**Work instructions**. Lines holding the string "REPUBLIC" are the ones to copy from this listing.

(Stored items)

----

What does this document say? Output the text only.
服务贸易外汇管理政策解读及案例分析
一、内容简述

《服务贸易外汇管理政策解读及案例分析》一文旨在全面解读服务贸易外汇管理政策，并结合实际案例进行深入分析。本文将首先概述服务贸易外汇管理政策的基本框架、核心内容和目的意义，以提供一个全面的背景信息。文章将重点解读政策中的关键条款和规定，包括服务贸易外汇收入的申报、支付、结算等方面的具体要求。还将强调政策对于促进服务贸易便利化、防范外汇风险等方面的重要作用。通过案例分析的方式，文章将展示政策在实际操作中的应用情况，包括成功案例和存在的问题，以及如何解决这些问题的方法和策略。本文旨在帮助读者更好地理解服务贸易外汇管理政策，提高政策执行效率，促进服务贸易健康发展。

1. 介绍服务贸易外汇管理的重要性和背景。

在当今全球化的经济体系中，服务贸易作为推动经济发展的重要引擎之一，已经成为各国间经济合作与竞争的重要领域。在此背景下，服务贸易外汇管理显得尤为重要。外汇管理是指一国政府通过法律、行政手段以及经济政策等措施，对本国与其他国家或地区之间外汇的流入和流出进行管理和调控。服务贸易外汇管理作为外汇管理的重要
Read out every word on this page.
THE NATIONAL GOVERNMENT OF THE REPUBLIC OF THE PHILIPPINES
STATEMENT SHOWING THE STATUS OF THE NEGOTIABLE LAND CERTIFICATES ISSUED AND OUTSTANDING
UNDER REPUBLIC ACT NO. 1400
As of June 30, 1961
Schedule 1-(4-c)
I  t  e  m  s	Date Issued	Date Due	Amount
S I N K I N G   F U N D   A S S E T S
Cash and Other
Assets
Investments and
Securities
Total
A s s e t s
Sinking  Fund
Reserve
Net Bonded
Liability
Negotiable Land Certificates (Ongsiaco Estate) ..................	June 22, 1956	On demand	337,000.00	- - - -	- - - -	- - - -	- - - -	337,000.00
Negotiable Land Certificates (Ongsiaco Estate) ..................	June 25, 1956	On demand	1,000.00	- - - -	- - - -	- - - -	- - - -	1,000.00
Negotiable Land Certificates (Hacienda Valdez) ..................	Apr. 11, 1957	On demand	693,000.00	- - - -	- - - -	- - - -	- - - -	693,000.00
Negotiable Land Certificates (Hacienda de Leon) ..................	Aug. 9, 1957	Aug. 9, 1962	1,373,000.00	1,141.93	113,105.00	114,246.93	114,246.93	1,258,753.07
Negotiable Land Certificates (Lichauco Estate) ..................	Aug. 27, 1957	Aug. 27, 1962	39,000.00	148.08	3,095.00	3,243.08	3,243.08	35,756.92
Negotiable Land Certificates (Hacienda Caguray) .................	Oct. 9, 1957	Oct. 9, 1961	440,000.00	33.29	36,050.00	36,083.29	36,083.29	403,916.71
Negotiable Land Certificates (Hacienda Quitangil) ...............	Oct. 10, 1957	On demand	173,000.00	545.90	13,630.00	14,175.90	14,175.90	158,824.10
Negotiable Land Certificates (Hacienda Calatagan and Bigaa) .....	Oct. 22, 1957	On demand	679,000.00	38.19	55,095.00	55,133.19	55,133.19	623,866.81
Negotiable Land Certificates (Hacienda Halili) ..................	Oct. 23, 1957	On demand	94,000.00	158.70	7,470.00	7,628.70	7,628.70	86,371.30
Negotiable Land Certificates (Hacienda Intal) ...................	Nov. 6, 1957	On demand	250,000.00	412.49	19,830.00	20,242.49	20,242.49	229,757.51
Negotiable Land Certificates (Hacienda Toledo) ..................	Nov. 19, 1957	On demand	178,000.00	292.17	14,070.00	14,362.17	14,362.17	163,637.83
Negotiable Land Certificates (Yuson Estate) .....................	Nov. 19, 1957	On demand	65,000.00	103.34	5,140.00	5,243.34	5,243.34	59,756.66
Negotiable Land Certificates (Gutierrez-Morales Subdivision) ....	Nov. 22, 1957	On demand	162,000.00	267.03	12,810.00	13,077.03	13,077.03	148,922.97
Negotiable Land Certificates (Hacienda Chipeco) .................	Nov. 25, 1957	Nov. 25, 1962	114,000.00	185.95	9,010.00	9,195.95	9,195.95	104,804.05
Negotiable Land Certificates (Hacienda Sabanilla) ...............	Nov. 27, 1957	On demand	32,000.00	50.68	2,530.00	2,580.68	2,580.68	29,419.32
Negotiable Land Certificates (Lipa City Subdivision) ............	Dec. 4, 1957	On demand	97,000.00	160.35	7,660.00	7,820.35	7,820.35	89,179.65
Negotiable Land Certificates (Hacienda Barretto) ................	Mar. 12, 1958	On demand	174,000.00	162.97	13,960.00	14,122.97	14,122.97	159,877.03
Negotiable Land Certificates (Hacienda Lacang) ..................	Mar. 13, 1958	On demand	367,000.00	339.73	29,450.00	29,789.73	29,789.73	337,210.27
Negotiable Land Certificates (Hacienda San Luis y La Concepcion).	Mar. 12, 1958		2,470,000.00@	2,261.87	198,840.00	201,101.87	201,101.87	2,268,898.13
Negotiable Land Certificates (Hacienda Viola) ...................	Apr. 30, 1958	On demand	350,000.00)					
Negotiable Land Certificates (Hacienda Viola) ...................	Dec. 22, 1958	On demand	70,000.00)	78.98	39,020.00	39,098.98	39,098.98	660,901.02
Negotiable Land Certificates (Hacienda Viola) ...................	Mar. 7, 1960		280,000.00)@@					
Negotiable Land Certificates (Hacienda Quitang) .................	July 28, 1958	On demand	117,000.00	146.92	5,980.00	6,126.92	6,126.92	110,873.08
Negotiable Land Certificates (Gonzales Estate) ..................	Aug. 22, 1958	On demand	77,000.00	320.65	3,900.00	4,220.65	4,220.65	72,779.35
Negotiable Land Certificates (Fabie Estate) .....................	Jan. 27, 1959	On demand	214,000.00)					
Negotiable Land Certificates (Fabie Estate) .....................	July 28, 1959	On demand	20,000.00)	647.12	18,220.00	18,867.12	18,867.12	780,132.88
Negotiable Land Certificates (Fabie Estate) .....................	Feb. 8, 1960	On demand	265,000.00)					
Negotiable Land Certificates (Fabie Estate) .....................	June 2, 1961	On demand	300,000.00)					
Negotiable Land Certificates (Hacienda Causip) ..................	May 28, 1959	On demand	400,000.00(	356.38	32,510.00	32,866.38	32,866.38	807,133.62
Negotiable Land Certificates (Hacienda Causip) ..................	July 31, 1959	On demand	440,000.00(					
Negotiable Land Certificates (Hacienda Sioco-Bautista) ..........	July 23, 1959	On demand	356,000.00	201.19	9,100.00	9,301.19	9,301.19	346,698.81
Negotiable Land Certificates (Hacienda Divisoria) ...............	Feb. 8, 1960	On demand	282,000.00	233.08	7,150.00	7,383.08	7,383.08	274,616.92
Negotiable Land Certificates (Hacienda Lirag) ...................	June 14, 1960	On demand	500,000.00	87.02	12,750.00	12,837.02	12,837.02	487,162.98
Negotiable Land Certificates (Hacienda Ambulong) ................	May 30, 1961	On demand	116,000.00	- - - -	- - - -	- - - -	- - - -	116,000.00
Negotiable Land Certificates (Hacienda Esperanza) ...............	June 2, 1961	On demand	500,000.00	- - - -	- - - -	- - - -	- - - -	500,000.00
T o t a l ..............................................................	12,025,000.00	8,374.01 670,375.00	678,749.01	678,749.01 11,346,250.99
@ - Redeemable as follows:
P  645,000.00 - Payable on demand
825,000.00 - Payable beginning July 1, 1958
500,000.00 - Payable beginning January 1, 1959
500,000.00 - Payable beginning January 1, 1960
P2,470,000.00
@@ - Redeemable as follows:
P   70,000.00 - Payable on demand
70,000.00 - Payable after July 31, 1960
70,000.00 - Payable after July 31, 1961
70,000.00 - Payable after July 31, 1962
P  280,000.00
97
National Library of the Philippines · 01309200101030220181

----

**Response to the exercise**.
THE NATIONAL GOVERNMENT OF THE REPUBLIC OF THE PHILIPPINES
UNDER REPUBLIC ACT NO. 1400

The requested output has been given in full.